→ **Information shown**
┄┄┄┄┄┄┄┄┄┄┄┄┄┄┄┄┄┄┄┄

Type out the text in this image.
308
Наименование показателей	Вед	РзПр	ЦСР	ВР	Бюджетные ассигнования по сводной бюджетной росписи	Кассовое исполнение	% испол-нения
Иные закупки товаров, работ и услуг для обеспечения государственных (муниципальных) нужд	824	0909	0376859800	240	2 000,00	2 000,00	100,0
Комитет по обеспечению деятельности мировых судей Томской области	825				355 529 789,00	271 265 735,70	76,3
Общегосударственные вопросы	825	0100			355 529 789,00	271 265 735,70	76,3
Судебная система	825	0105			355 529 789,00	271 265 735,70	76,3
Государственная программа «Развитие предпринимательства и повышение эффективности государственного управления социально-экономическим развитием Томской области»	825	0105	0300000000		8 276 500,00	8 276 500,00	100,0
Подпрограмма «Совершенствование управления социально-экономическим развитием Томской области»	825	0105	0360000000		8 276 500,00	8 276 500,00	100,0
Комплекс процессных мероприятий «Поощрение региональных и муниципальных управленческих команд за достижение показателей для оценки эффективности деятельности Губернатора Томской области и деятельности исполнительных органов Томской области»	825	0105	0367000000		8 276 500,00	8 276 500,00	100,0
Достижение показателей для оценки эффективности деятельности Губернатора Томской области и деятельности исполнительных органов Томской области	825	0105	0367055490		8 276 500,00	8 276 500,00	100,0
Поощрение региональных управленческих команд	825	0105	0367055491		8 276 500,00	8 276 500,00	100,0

┄┄┄┄┄┄┄┄┄┄┄┄┄┄┄┄┄┄┄┄

Search the entries for the string "социально" and collect each line that has it.

Государственная программа «Развитие предпринимательства и повышение эффективности государственного управления социально-экономическим развитием Томской области»	825	0105	0300000000		8 276 500,00	8 276 500,00	100,0
Подпрограмма «Совершенствование управления социально-экономическим развитием Томской области»	825	0105	0360000000		8 276 500,00	8 276 500,00	100,0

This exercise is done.